» **Given request**: Output the material exactly, but drop every image it holds.

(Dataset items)
※

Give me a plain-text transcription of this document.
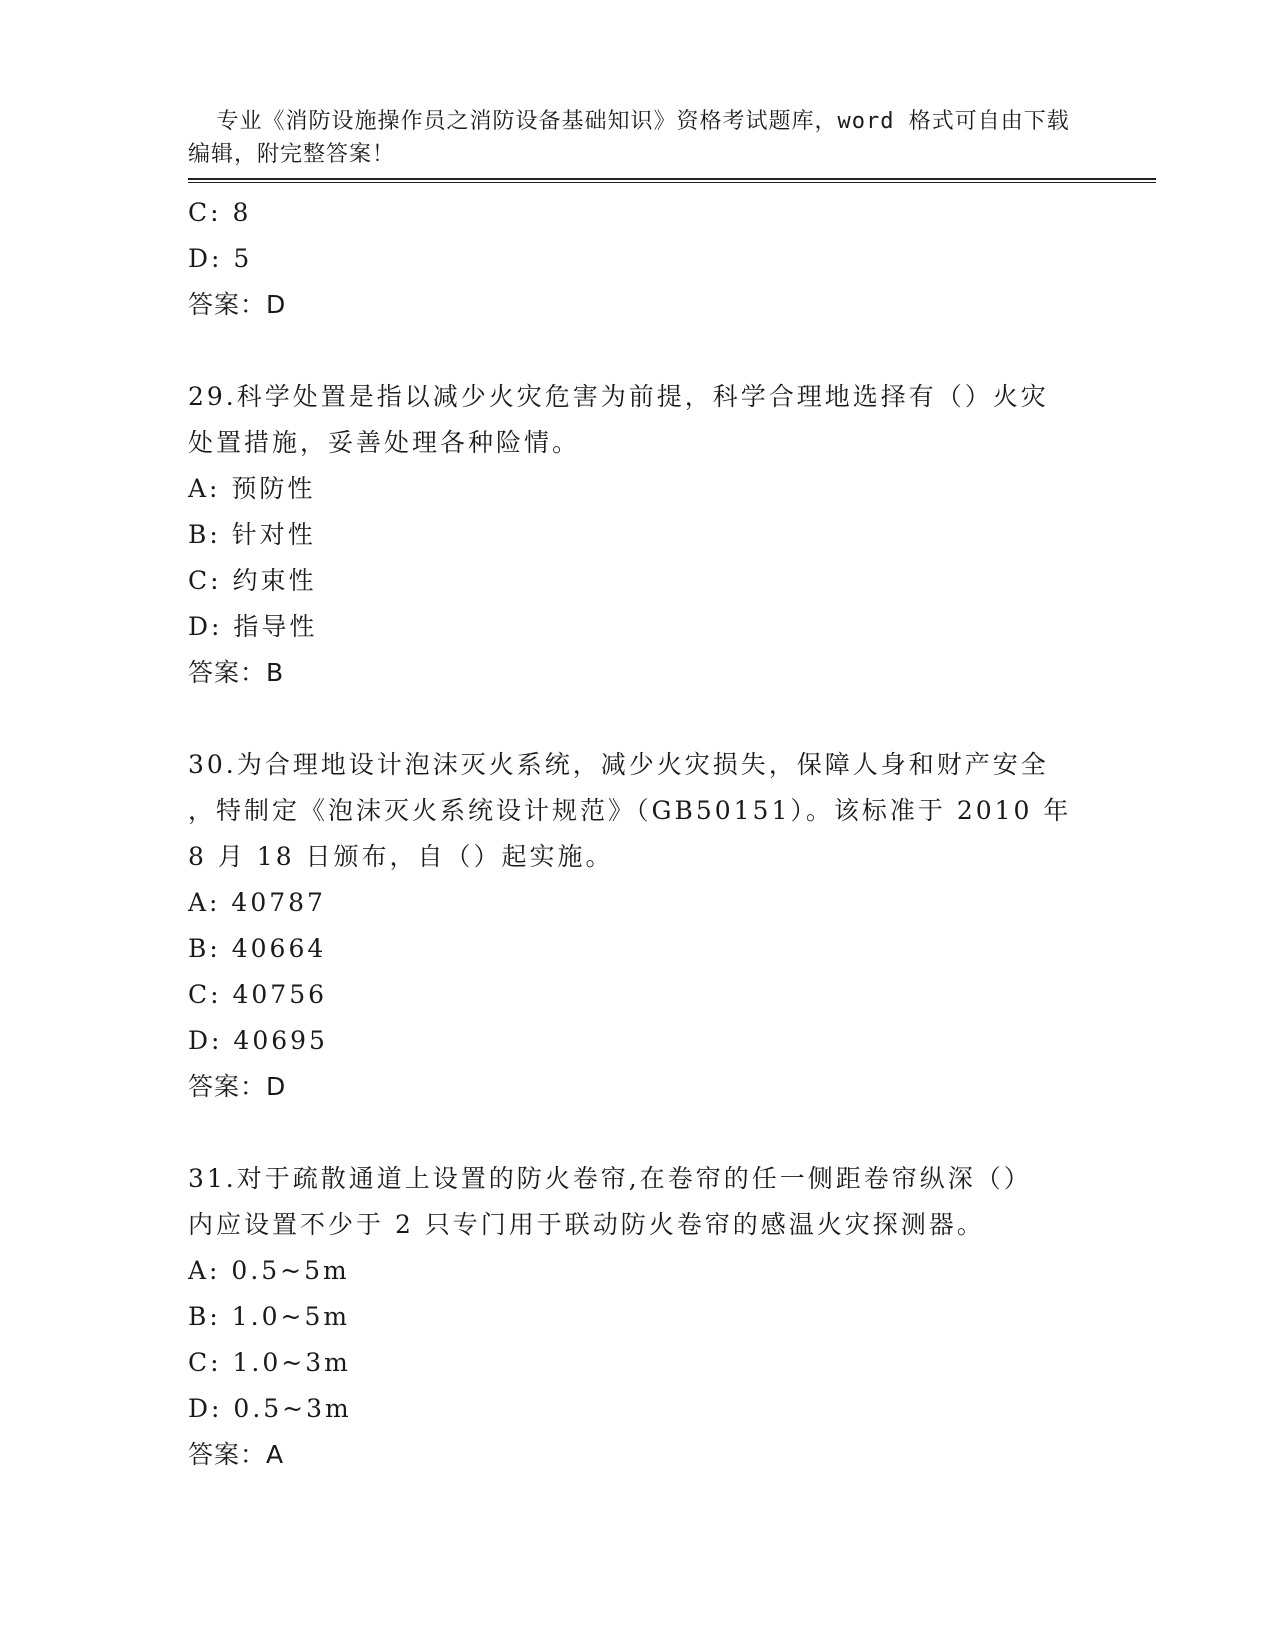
专业《消防设施操作员之消防设备基础知识》资格考试题库，word 格式可自由下载编辑，附完整答案！

C: 8
D: 5
答案：D
29.科学处置是指以减少火灾危害为前提，科学合理地选择有（）火灾
处置措施，妥善处理各种险情。
A: 预防性
B: 针对性
C: 约束性
D: 指导性
答案：B
30.为合理地设计泡沫灭火系统，减少火灾损失，保障人身和财产安全
，特制定《泡沫灭火系统设计规范》（GB50151）。该标准于 2010 年
8 月 18 日颁布，自（）起实施。
A: 40787
B: 40664
C: 40756
D: 40695
答案：D
31.对于疏散通道上设置的防火卷帘,在卷帘的任一侧距卷帘纵深（）
内应设置不少于 2 只专门用于联动防火卷帘的感温火灾探测器。
A: 0.5~5m
B: 1.0~5m
C: 1.0~3m
D: 0.5~3m
答案：A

※

» **Full output**:
Give me a plain-text transcription of this document.
专业《消防设施操作员之消防设备基础知识》资格考试题库，word 格式可自由下载编辑，附完整答案！

C: 8
D: 5
答案：D
29.科学处置是指以减少火灾危害为前提，科学合理地选择有（）火灾
处置措施，妥善处理各种险情。
A: 预防性
B: 针对性
C: 约束性
D: 指导性
答案：B
30.为合理地设计泡沫灭火系统，减少火灾损失，保障人身和财产安全
，特制定《泡沫灭火系统设计规范》（GB50151）。该标准于 2010 年
8 月 18 日颁布，自（）起实施。
A: 40787
B: 40664
C: 40756
D: 40695
答案：D
31.对于疏散通道上设置的防火卷帘,在卷帘的任一侧距卷帘纵深（）
内应设置不少于 2 只专门用于联动防火卷帘的感温火灾探测器。
A: 0.5~5m
B: 1.0~5m
C: 1.0~3m
D: 0.5~3m
答案：A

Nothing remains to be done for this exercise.